→ **Direction**:
The entries below should be transcribed in their entirety, exactly as written.
** start of Data for the task **
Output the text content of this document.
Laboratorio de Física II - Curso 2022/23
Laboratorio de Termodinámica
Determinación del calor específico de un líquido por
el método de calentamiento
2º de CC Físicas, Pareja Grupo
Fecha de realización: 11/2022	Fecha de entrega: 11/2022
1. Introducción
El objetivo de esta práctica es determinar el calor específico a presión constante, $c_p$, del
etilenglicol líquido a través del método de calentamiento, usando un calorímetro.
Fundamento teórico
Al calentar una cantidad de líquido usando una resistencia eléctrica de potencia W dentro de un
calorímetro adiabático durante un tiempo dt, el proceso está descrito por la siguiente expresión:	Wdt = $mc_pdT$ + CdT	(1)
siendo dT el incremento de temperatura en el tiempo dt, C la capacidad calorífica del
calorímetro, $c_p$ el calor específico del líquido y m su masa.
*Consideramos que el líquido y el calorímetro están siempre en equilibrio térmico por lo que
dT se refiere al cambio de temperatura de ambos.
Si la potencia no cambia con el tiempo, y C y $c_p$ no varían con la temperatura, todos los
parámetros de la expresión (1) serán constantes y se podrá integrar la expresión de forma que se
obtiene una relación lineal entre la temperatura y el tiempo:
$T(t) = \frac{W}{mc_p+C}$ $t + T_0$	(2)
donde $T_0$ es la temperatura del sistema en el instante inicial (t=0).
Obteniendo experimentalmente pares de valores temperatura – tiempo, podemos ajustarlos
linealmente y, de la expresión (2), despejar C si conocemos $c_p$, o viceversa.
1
** end of Data for the task **
→ **Written reply**:
Output the text content of this document.
Laboratorio de Física II - Curso 2022/23
Laboratorio de Termodinámica
Determinación del calor específico de un líquido por
el método de calentamiento
2º de CC Físicas, Pareja Grupo
Fecha de realización: 11/2022	Fecha de entrega: 11/2022
1. Introducción
El objetivo de esta práctica es determinar el calor específico a presión constante, $c_p$, del
etilenglicol líquido a través del método de calentamiento, usando un calorímetro.
Fundamento teórico
Al calentar una cantidad de líquido usando una resistencia eléctrica de potencia W dentro de un
calorímetro adiabático durante un tiempo dt, el proceso está descrito por la siguiente expresión:	Wdt = $mc_pdT$ + CdT	(1)
siendo dT el incremento de temperatura en el tiempo dt, C la capacidad calorífica del
calorímetro, $c_p$ el calor específico del líquido y m su masa.
*Consideramos que el líquido y el calorímetro están siempre en equilibrio térmico por lo que
dT se refiere al cambio de temperatura de ambos.
Si la potencia no cambia con el tiempo, y C y $c_p$ no varían con la temperatura, todos los
parámetros de la expresión (1) serán constantes y se podrá integrar la expresión de forma que se
obtiene una relación lineal entre la temperatura y el tiempo:
$T(t) = \frac{W}{mc_p+C}$ $t + T_0$	(2)
donde $T_0$ es la temperatura del sistema en el instante inicial (t=0).
Obteniendo experimentalmente pares de valores temperatura – tiempo, podemos ajustarlos
linealmente y, de la expresión (2), despejar C si conocemos $c_p$, o viceversa.
1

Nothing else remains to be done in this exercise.